## Instructions to follow
Write out exactly the lines running from the one that contains "What data populates" through the end of the material.

>> Start Data

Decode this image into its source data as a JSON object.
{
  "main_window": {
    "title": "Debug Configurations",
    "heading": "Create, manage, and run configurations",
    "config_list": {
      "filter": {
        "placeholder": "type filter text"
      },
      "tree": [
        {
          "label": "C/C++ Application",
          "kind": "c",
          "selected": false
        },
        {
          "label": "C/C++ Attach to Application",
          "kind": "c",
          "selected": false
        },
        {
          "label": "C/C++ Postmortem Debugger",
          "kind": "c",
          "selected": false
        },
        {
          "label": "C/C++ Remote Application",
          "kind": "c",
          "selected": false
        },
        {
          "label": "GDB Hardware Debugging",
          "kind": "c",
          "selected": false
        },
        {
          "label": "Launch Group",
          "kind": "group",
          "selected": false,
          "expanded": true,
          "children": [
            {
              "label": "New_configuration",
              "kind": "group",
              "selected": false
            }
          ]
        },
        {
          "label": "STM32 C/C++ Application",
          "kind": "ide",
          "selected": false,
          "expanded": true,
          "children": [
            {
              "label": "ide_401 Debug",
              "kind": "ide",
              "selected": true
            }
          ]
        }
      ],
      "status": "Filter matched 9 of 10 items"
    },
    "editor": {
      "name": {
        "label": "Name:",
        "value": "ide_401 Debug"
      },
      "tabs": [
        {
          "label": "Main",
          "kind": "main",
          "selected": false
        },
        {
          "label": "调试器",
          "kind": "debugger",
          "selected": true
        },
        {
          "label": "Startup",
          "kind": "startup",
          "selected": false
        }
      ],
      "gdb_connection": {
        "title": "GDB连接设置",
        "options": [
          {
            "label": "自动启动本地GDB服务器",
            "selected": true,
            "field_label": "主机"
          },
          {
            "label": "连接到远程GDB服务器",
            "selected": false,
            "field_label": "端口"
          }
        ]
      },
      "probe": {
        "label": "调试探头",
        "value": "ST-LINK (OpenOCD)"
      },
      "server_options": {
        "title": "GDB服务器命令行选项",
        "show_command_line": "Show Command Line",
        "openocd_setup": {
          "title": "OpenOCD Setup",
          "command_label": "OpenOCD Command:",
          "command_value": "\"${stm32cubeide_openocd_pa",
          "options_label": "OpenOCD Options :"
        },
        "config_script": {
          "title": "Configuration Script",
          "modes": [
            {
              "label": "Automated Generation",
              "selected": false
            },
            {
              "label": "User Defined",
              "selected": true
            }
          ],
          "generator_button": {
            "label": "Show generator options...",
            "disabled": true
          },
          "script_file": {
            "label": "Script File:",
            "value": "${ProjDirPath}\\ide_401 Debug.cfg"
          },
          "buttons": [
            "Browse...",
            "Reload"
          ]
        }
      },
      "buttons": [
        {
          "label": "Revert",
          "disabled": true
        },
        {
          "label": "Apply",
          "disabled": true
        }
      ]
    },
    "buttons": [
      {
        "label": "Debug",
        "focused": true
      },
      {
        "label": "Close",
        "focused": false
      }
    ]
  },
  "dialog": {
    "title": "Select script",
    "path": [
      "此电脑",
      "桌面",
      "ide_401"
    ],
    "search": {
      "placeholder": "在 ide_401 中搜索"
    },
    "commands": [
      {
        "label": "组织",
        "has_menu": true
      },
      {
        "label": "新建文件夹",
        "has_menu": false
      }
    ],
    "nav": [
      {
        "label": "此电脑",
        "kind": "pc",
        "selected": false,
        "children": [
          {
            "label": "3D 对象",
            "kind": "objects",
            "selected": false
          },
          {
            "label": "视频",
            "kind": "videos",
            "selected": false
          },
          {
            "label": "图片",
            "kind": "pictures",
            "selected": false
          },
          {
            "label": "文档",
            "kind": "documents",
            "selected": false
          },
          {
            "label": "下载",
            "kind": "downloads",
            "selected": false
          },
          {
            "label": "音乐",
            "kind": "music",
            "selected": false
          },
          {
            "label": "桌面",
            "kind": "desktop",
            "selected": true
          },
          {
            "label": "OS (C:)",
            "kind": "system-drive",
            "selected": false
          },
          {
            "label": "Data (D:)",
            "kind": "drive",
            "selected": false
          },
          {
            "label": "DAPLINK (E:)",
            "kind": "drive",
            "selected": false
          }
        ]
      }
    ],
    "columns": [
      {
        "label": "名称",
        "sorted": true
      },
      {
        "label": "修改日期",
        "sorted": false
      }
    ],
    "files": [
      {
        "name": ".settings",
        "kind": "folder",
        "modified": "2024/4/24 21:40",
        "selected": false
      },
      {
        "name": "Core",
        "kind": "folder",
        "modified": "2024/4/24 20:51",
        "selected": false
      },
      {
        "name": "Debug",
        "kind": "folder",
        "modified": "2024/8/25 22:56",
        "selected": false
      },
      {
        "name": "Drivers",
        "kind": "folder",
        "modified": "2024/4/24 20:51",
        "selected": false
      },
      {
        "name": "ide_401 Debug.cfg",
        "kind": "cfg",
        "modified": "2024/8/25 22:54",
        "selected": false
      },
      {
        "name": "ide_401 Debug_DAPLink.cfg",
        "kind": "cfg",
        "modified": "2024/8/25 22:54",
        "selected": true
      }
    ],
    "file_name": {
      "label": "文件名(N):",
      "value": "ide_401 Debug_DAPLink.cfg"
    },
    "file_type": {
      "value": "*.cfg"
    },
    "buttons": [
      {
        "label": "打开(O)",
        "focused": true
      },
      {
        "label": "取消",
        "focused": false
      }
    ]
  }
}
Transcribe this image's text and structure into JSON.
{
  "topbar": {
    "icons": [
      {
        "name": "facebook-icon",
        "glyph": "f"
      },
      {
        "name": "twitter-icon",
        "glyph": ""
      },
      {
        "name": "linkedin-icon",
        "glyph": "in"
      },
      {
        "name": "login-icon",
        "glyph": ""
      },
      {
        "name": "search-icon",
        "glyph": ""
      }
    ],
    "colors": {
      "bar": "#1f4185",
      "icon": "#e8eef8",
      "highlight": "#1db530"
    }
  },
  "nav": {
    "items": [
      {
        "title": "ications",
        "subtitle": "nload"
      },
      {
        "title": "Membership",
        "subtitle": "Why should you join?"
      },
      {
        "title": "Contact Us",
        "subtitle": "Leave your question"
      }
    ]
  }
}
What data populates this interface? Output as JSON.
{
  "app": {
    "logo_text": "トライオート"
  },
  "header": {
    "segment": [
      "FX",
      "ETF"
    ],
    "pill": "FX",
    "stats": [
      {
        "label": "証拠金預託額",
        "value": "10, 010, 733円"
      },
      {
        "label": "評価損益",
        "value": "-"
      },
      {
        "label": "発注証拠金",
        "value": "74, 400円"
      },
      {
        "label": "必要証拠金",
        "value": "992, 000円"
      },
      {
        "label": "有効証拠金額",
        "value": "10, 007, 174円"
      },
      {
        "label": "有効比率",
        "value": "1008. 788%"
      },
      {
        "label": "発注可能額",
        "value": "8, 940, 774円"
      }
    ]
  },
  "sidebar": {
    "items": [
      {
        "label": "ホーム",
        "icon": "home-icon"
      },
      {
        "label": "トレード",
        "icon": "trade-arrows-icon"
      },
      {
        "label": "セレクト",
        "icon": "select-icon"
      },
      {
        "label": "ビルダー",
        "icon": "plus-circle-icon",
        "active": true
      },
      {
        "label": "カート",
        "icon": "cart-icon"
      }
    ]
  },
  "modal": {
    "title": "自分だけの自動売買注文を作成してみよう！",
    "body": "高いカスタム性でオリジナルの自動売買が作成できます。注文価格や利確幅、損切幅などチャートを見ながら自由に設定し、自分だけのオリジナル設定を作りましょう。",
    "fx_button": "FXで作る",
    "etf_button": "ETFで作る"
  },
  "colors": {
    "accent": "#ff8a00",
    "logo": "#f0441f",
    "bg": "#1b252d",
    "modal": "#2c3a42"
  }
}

>> End Data

## Answer below
What data populates this interface? Output as JSON.
{
  "app": {
    "logo_text": "トライオート"
  },
  "header": {
    "segment": [
      "FX",
      "ETF"
    ],
    "pill": "FX",
    "stats": [
      {
        "label": "証拠金預託額",
        "value": "10, 010, 733円"
      },
      {
        "label": "評価損益",
        "value": "-"
      },
      {
        "label": "発注証拠金",
        "value": "74, 400円"
      },
      {
        "label": "必要証拠金",
        "value": "992, 000円"
      },
      {
        "label": "有効証拠金額",
        "value": "10, 007, 174円"
      },
      {
        "label": "有効比率",
        "value": "1008. 788%"
      },
      {
        "label": "発注可能額",
        "value": "8, 940, 774円"
      }
    ]
  },
  "sidebar": {
    "items": [
      {
        "label": "ホーム",
        "icon": "home-icon"
      },
      {
        "label": "トレード",
        "icon": "trade-arrows-icon"
      },
      {
        "label": "セレクト",
        "icon": "select-icon"
      },
      {
        "label": "ビルダー",
        "icon": "plus-circle-icon",
        "active": true
      },
      {
        "label": "カート",
        "icon": "cart-icon"
      }
    ]
  },
  "modal": {
    "title": "自分だけの自動売買注文を作成してみよう！",
    "body": "高いカスタム性でオリジナルの自動売買が作成できます。注文価格や利確幅、損切幅などチャートを見ながら自由に設定し、自分だけのオリジナル設定を作りましょう。",
    "fx_button": "FXで作る",
    "etf_button": "ETFで作る"
  },
  "colors": {
    "accent": "#ff8a00",
    "logo": "#f0441f",
    "bg": "#1b252d",
    "modal": "#2c3a42"
  }
}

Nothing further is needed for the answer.